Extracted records

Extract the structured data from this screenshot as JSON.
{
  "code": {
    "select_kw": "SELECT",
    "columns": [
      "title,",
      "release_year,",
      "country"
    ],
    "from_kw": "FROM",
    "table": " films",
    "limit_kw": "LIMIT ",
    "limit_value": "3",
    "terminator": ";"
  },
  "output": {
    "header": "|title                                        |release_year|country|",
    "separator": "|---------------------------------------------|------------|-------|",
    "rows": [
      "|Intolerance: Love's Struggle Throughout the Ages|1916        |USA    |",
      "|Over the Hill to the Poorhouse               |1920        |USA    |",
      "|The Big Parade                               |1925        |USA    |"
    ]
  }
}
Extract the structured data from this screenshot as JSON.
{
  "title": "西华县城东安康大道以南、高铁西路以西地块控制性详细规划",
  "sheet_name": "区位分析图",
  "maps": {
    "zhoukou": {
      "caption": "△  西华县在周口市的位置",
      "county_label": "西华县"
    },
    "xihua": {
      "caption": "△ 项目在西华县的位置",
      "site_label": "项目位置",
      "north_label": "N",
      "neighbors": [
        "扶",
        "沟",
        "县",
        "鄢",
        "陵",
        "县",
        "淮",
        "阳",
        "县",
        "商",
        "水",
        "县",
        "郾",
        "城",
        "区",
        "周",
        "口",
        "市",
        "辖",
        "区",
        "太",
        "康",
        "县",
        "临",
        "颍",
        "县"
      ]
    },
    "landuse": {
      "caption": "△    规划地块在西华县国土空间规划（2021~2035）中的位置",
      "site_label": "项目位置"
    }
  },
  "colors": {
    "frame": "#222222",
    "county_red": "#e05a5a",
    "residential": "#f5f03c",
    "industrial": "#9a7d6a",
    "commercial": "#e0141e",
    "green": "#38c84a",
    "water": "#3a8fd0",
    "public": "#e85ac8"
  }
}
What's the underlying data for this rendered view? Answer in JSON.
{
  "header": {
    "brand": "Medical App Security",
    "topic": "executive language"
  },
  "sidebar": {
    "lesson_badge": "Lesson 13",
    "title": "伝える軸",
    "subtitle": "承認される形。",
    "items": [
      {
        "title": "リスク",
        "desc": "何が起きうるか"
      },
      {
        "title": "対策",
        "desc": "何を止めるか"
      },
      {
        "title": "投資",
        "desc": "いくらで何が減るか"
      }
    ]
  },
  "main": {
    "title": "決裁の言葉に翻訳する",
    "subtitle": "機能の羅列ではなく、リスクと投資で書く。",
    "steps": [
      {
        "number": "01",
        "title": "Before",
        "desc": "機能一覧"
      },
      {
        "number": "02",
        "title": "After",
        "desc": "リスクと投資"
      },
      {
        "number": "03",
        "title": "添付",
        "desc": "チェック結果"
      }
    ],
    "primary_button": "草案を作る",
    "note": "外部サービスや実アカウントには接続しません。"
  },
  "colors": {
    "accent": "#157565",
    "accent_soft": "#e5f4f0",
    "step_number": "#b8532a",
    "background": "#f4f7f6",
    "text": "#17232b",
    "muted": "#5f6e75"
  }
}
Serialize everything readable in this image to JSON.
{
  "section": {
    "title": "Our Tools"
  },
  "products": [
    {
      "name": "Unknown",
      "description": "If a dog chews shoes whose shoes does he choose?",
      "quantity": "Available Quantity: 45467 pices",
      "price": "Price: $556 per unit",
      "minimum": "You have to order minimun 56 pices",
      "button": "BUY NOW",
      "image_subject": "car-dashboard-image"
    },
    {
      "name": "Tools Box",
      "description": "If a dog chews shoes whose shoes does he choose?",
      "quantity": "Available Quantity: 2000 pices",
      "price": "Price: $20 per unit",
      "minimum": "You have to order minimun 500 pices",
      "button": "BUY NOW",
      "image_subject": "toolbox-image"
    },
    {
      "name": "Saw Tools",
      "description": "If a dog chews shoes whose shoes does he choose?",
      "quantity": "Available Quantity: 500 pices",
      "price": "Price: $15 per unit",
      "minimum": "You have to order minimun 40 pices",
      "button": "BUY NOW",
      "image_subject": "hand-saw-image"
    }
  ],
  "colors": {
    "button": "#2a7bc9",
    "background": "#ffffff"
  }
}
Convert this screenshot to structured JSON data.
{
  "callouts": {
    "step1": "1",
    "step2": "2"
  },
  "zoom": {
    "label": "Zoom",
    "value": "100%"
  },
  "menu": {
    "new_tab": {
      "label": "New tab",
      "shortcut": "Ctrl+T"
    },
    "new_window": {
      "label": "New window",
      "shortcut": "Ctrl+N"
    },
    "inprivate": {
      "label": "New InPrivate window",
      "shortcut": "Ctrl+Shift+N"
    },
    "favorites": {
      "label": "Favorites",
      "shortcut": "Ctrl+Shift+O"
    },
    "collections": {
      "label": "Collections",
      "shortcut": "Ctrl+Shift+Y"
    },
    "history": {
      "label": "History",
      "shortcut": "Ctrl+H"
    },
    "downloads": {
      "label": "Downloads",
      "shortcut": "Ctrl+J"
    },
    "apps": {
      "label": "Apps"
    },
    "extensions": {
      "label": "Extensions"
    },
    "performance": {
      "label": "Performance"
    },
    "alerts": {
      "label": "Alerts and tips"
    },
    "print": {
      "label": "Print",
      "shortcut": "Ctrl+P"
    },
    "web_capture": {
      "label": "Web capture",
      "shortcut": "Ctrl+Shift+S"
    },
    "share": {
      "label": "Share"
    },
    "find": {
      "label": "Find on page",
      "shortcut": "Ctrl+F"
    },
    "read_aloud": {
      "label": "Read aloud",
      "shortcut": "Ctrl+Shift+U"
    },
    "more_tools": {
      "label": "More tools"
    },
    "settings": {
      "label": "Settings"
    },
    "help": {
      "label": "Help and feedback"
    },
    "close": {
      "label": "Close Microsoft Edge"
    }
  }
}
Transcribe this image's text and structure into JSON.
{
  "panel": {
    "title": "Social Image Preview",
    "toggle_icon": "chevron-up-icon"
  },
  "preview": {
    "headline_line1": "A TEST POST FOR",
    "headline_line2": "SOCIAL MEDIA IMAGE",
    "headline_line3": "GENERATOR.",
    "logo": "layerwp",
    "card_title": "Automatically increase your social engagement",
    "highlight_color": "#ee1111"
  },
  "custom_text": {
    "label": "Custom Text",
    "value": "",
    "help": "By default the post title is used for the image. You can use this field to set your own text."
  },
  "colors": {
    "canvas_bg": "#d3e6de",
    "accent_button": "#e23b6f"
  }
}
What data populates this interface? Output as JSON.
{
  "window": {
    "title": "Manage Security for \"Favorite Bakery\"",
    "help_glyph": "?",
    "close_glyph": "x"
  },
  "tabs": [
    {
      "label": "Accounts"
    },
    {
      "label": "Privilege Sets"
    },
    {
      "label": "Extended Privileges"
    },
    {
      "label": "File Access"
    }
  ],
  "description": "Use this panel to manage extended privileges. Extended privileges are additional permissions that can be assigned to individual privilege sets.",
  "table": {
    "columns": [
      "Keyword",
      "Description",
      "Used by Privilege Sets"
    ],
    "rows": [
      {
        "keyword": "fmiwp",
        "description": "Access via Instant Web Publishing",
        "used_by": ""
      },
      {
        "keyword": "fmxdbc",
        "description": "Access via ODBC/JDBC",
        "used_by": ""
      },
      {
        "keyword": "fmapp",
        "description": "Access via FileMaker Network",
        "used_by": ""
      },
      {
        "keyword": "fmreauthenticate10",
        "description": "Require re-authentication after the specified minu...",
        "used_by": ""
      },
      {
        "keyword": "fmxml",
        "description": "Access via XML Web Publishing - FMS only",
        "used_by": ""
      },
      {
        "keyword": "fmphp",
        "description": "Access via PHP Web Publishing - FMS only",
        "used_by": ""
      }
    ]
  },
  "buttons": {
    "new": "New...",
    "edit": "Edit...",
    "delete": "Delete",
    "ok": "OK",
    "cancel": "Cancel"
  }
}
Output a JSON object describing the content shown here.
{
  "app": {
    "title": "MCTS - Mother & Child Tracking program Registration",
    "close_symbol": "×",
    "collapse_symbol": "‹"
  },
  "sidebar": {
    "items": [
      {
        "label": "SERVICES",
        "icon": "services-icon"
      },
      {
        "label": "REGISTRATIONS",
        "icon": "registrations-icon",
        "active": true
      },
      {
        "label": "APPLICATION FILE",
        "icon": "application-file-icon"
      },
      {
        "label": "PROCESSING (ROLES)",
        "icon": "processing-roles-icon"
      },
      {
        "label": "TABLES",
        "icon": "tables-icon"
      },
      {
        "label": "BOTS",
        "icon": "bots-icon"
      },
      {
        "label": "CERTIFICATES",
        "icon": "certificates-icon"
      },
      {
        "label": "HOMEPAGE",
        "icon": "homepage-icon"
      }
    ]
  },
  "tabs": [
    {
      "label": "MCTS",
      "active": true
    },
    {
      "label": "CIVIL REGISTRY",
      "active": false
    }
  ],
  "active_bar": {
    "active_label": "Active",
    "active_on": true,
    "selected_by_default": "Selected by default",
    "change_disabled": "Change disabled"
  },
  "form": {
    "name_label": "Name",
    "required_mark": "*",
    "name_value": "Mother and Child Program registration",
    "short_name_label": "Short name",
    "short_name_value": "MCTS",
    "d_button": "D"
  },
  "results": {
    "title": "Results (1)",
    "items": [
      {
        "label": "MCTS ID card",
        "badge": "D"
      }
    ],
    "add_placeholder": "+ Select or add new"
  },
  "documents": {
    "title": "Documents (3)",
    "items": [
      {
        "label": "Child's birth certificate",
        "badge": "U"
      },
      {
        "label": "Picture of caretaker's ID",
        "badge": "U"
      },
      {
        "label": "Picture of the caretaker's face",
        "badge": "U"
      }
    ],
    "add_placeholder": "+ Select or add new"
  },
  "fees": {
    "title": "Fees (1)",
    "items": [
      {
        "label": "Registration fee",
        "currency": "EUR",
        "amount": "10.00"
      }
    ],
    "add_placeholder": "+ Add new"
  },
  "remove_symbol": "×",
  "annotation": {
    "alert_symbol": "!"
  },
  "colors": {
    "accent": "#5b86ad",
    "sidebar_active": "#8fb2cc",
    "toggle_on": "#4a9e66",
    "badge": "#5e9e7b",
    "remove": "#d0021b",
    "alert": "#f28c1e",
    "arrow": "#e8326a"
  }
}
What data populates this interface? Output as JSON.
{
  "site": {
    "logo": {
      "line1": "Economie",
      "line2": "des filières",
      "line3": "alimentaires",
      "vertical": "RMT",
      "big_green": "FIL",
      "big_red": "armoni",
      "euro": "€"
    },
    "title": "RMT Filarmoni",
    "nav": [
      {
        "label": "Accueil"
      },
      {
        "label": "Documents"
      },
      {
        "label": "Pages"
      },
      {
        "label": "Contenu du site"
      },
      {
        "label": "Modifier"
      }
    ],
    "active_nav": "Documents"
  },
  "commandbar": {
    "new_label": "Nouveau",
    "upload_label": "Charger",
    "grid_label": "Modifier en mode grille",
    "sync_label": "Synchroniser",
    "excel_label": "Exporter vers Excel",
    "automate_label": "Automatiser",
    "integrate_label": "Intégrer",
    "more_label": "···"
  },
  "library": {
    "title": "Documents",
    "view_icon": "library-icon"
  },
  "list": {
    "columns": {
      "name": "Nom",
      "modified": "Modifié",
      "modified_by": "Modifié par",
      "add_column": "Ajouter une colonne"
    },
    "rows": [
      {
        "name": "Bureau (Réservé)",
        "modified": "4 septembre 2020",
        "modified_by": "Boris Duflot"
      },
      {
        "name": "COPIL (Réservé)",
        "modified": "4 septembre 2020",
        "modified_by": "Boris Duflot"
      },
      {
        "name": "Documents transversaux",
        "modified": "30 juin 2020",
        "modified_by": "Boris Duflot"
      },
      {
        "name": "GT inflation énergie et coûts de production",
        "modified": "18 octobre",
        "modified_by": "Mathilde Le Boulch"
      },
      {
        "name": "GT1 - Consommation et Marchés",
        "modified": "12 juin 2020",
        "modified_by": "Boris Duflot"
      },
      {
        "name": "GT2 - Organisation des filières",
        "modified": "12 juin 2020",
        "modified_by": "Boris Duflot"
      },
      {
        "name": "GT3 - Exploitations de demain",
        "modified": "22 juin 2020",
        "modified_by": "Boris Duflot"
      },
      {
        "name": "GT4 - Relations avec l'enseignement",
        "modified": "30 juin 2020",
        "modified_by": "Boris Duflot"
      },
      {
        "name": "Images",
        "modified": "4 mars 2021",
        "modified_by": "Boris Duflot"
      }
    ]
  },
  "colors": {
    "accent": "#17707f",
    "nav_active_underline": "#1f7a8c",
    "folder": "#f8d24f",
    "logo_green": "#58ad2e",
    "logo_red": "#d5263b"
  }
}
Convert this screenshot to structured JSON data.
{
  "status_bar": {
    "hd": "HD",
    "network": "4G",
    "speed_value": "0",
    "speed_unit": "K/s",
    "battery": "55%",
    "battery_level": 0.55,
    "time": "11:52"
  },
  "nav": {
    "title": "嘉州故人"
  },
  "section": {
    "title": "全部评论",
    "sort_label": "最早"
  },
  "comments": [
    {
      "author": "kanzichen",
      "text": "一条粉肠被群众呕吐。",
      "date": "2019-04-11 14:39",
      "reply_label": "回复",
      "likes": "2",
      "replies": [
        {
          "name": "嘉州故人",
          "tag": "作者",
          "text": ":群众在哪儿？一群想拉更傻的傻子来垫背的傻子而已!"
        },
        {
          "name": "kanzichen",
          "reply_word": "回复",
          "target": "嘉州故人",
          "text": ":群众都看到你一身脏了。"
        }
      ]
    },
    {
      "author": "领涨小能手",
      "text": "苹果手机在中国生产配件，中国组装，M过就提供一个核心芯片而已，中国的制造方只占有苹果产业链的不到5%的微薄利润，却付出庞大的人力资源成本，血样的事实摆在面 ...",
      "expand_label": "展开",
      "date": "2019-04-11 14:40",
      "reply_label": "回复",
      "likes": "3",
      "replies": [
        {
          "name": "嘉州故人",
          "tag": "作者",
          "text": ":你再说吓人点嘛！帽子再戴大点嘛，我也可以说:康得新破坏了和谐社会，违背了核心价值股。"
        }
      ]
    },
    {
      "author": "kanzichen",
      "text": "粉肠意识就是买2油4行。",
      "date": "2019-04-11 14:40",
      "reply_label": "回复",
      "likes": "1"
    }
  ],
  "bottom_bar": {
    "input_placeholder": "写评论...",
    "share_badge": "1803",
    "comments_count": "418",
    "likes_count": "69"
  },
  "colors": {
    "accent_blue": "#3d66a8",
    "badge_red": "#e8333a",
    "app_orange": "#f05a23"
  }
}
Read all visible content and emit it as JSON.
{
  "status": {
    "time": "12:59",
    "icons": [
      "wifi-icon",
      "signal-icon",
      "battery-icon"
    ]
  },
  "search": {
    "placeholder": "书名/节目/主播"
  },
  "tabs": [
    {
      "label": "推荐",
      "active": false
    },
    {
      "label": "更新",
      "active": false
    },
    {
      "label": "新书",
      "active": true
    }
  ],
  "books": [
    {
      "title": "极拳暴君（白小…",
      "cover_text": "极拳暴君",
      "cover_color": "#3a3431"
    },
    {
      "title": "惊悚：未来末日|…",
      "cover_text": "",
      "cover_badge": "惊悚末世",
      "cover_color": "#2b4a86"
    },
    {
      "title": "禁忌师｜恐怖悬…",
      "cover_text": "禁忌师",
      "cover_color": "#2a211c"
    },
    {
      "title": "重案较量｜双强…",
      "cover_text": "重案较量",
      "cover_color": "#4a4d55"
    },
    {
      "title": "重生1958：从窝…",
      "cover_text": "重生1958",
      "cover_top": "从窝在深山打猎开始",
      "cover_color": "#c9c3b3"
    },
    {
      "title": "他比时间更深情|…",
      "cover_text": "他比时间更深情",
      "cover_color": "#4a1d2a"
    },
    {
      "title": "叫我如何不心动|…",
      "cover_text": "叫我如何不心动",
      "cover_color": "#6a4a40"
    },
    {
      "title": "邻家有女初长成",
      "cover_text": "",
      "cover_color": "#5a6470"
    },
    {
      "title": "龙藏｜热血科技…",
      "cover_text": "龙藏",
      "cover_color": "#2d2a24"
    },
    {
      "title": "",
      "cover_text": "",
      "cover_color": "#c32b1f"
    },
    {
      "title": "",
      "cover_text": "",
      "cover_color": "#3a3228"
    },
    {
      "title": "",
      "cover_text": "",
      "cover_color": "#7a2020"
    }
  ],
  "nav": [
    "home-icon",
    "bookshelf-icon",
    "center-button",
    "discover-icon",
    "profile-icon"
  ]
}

• _EXERCISE AIM_: Identify the lines of the entries containing the string "Réservé". Copy each such line.

• _COMPLETE RESPONSE_:
        "name": "Bureau (Réservé)",
        "name": "COPIL (Réservé)",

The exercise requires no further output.